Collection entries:
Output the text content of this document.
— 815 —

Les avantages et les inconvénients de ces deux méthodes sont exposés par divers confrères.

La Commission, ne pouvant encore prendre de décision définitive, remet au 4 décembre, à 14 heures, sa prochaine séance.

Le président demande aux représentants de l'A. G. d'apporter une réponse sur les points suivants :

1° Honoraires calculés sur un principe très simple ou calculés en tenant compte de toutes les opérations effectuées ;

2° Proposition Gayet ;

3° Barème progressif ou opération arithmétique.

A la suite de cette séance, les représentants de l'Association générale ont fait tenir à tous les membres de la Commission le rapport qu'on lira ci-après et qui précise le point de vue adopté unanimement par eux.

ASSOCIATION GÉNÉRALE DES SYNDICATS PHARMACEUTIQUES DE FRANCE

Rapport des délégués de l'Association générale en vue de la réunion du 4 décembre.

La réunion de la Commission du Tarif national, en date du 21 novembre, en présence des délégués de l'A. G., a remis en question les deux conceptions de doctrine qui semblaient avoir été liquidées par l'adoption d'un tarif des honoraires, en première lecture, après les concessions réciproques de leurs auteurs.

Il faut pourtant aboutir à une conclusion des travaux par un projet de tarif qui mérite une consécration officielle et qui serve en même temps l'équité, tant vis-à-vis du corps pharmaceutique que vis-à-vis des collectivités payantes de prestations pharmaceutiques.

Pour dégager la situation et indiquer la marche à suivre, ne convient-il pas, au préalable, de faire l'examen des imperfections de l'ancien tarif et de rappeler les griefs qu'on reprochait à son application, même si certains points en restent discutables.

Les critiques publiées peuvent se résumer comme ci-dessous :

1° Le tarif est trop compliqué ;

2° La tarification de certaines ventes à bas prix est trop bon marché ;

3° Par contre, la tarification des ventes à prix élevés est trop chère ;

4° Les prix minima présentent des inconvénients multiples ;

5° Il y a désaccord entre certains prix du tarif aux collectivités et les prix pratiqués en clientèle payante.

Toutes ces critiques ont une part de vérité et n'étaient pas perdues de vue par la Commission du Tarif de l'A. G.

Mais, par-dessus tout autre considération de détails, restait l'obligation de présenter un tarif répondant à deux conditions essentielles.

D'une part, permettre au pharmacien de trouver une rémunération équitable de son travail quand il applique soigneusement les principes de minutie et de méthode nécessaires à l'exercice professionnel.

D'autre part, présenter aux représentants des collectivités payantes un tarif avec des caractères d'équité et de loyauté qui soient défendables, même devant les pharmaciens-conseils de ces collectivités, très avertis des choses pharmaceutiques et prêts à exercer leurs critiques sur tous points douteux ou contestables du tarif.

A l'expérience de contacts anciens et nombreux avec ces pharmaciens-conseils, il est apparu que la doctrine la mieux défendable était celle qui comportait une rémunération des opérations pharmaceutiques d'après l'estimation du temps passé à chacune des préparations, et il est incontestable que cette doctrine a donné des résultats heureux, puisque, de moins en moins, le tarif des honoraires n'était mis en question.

Task to complete
Reproduce the data in full, exactly as presented.

Exercise answer
Output the text content of this document.
— 815 —

Les avantages et les inconvénients de ces deux méthodes sont exposés par divers confrères.

La Commission, ne pouvant encore prendre de décision définitive, remet au 4 décembre, à 14 heures, sa prochaine séance.

Le président demande aux représentants de l'A. G. d'apporter une réponse sur les points suivants :

1° Honoraires calculés sur un principe très simple ou calculés en tenant compte de toutes les opérations effectuées ;

2° Proposition Gayet ;

3° Barème progressif ou opération arithmétique.

A la suite de cette séance, les représentants de l'Association générale ont fait tenir à tous les membres de la Commission le rapport qu'on lira ci-après et qui précise le point de vue adopté unanimement par eux.

ASSOCIATION GÉNÉRALE DES SYNDICATS PHARMACEUTIQUES DE FRANCE

Rapport des délégués de l'Association générale en vue de la réunion du 4 décembre.

La réunion de la Commission du Tarif national, en date du 21 novembre, en présence des délégués de l'A. G., a remis en question les deux conceptions de doctrine qui semblaient avoir été liquidées par l'adoption d'un tarif des honoraires, en première lecture, après les concessions réciproques de leurs auteurs.

Il faut pourtant aboutir à une conclusion des travaux par un projet de tarif qui mérite une consécration officielle et qui serve en même temps l'équité, tant vis-à-vis du corps pharmaceutique que vis-à-vis des collectivités payantes de prestations pharmaceutiques.

Pour dégager la situation et indiquer la marche à suivre, ne convient-il pas, au préalable, de faire l'examen des imperfections de l'ancien tarif et de rappeler les griefs qu'on reprochait à son application, même si certains points en restent discutables.

Les critiques publiées peuvent se résumer comme ci-dessous :

1° Le tarif est trop compliqué ;

2° La tarification de certaines ventes à bas prix est trop bon marché ;

3° Par contre, la tarification des ventes à prix élevés est trop chère ;

4° Les prix minima présentent des inconvénients multiples ;

5° Il y a désaccord entre certains prix du tarif aux collectivités et les prix pratiqués en clientèle payante.

Toutes ces critiques ont une part de vérité et n'étaient pas perdues de vue par la Commission du Tarif de l'A. G.

Mais, par-dessus tout autre considération de détails, restait l'obligation de présenter un tarif répondant à deux conditions essentielles.

D'une part, permettre au pharmacien de trouver une rémunération équitable de son travail quand il applique soigneusement les principes de minutie et de méthode nécessaires à l'exercice professionnel.

D'autre part, présenter aux représentants des collectivités payantes un tarif avec des caractères d'équité et de loyauté qui soient défendables, même devant les pharmaciens-conseils de ces collectivités, très avertis des choses pharmaceutiques et prêts à exercer leurs critiques sur tous points douteux ou contestables du tarif.

A l'expérience de contacts anciens et nombreux avec ces pharmaciens-conseils, il est apparu que la doctrine la mieux défendable était celle qui comportait une rémunération des opérations pharmaceutiques d'après l'estimation du temps passé à chacune des préparations, et il est incontestable que cette doctrine a donné des résultats heureux, puisque, de moins en moins, le tarif des honoraires n'était mis en question.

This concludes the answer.